-- start Supplied material --
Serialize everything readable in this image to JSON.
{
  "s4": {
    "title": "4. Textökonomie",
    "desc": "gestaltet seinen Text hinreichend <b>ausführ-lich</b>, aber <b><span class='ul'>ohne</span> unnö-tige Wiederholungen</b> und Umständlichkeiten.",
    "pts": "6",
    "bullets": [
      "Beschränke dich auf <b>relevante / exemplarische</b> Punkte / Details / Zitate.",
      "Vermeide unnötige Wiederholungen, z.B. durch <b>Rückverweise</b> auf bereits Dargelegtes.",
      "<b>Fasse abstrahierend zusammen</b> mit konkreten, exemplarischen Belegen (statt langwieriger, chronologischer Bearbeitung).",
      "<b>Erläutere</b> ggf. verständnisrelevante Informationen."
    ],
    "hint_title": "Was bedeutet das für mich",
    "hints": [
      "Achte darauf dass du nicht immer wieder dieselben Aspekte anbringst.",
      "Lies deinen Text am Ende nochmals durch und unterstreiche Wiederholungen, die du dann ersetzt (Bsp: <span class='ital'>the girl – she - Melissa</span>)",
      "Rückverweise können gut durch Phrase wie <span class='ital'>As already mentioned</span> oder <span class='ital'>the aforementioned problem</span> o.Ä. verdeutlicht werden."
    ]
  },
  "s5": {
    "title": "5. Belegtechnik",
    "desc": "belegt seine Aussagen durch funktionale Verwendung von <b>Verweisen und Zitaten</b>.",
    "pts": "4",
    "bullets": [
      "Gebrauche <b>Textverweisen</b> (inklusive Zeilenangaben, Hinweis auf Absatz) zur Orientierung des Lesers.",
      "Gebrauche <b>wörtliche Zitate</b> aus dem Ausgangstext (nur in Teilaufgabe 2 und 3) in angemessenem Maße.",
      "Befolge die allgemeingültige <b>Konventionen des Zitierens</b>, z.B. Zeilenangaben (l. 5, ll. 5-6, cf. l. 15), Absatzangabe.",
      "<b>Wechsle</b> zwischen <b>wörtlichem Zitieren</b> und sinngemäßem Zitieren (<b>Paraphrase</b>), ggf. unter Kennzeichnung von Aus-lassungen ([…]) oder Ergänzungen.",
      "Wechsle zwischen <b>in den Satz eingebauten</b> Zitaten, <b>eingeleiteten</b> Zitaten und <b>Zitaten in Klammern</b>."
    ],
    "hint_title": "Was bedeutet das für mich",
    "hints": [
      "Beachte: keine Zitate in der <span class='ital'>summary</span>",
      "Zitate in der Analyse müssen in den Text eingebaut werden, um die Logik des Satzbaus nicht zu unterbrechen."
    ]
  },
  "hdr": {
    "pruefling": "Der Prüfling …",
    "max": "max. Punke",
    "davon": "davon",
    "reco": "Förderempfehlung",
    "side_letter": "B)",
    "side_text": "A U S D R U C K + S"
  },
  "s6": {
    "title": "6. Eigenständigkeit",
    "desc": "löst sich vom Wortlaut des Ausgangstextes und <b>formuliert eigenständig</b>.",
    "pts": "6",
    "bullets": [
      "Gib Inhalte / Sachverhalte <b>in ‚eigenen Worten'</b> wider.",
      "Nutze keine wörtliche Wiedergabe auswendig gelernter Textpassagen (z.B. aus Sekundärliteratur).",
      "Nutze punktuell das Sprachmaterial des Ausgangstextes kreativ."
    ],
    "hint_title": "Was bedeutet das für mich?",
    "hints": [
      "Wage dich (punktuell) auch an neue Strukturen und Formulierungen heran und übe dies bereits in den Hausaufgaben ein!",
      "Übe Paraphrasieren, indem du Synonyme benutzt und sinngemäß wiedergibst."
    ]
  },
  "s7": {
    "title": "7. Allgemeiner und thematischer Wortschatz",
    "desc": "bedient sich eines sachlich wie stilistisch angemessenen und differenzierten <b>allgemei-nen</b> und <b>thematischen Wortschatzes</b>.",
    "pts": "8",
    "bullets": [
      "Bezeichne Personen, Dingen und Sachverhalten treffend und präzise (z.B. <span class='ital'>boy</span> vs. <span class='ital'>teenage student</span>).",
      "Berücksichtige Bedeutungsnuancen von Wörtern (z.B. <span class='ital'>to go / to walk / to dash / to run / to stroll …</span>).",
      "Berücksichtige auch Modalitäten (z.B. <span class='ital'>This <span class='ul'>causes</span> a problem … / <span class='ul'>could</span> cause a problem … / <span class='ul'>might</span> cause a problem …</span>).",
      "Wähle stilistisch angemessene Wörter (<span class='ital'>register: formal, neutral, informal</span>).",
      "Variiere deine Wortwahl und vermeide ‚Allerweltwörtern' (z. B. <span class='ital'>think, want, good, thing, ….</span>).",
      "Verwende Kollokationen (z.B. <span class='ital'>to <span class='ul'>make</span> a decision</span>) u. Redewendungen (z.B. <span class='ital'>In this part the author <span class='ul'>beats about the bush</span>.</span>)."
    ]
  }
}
-- end Supplied material --
_Directions_
Repeat the material above exactly.

_Answer to the problem_
Serialize everything readable in this image to JSON.
{
  "s4": {
    "title": "4. Textökonomie",
    "desc": "gestaltet seinen Text hinreichend <b>ausführ-lich</b>, aber <b><span class='ul'>ohne</span> unnö-tige Wiederholungen</b> und Umständlichkeiten.",
    "pts": "6",
    "bullets": [
      "Beschränke dich auf <b>relevante / exemplarische</b> Punkte / Details / Zitate.",
      "Vermeide unnötige Wiederholungen, z.B. durch <b>Rückverweise</b> auf bereits Dargelegtes.",
      "<b>Fasse abstrahierend zusammen</b> mit konkreten, exemplarischen Belegen (statt langwieriger, chronologischer Bearbeitung).",
      "<b>Erläutere</b> ggf. verständnisrelevante Informationen."
    ],
    "hint_title": "Was bedeutet das für mich",
    "hints": [
      "Achte darauf dass du nicht immer wieder dieselben Aspekte anbringst.",
      "Lies deinen Text am Ende nochmals durch und unterstreiche Wiederholungen, die du dann ersetzt (Bsp: <span class='ital'>the girl – she - Melissa</span>)",
      "Rückverweise können gut durch Phrase wie <span class='ital'>As already mentioned</span> oder <span class='ital'>the aforementioned problem</span> o.Ä. verdeutlicht werden."
    ]
  },
  "s5": {
    "title": "5. Belegtechnik",
    "desc": "belegt seine Aussagen durch funktionale Verwendung von <b>Verweisen und Zitaten</b>.",
    "pts": "4",
    "bullets": [
      "Gebrauche <b>Textverweisen</b> (inklusive Zeilenangaben, Hinweis auf Absatz) zur Orientierung des Lesers.",
      "Gebrauche <b>wörtliche Zitate</b> aus dem Ausgangstext (nur in Teilaufgabe 2 und 3) in angemessenem Maße.",
      "Befolge die allgemeingültige <b>Konventionen des Zitierens</b>, z.B. Zeilenangaben (l. 5, ll. 5-6, cf. l. 15), Absatzangabe.",
      "<b>Wechsle</b> zwischen <b>wörtlichem Zitieren</b> und sinngemäßem Zitieren (<b>Paraphrase</b>), ggf. unter Kennzeichnung von Aus-lassungen ([…]) oder Ergänzungen.",
      "Wechsle zwischen <b>in den Satz eingebauten</b> Zitaten, <b>eingeleiteten</b> Zitaten und <b>Zitaten in Klammern</b>."
    ],
    "hint_title": "Was bedeutet das für mich",
    "hints": [
      "Beachte: keine Zitate in der <span class='ital'>summary</span>",
      "Zitate in der Analyse müssen in den Text eingebaut werden, um die Logik des Satzbaus nicht zu unterbrechen."
    ]
  },
  "hdr": {
    "pruefling": "Der Prüfling …",
    "max": "max. Punke",
    "davon": "davon",
    "reco": "Förderempfehlung",
    "side_letter": "B)",
    "side_text": "A U S D R U C K + S"
  },
  "s6": {
    "title": "6. Eigenständigkeit",
    "desc": "löst sich vom Wortlaut des Ausgangstextes und <b>formuliert eigenständig</b>.",
    "pts": "6",
    "bullets": [
      "Gib Inhalte / Sachverhalte <b>in ‚eigenen Worten'</b> wider.",
      "Nutze keine wörtliche Wiedergabe auswendig gelernter Textpassagen (z.B. aus Sekundärliteratur).",
      "Nutze punktuell das Sprachmaterial des Ausgangstextes kreativ."
    ],
    "hint_title": "Was bedeutet das für mich?",
    "hints": [
      "Wage dich (punktuell) auch an neue Strukturen und Formulierungen heran und übe dies bereits in den Hausaufgaben ein!",
      "Übe Paraphrasieren, indem du Synonyme benutzt und sinngemäß wiedergibst."
    ]
  },
  "s7": {
    "title": "7. Allgemeiner und thematischer Wortschatz",
    "desc": "bedient sich eines sachlich wie stilistisch angemessenen und differenzierten <b>allgemei-nen</b> und <b>thematischen Wortschatzes</b>.",
    "pts": "8",
    "bullets": [
      "Bezeichne Personen, Dingen und Sachverhalten treffend und präzise (z.B. <span class='ital'>boy</span> vs. <span class='ital'>teenage student</span>).",
      "Berücksichtige Bedeutungsnuancen von Wörtern (z.B. <span class='ital'>to go / to walk / to dash / to run / to stroll …</span>).",
      "Berücksichtige auch Modalitäten (z.B. <span class='ital'>This <span class='ul'>causes</span> a problem … / <span class='ul'>could</span> cause a problem … / <span class='ul'>might</span> cause a problem …</span>).",
      "Wähle stilistisch angemessene Wörter (<span class='ital'>register: formal, neutral, informal</span>).",
      "Variiere deine Wortwahl und vermeide ‚Allerweltwörtern' (z. B. <span class='ital'>think, want, good, thing, ….</span>).",
      "Verwende Kollokationen (z.B. <span class='ital'>to <span class='ul'>make</span> a decision</span>) u. Redewendungen (z.B. <span class='ital'>In this part the author <span class='ul'>beats about the bush</span>.</span>)."
    ]
  }
}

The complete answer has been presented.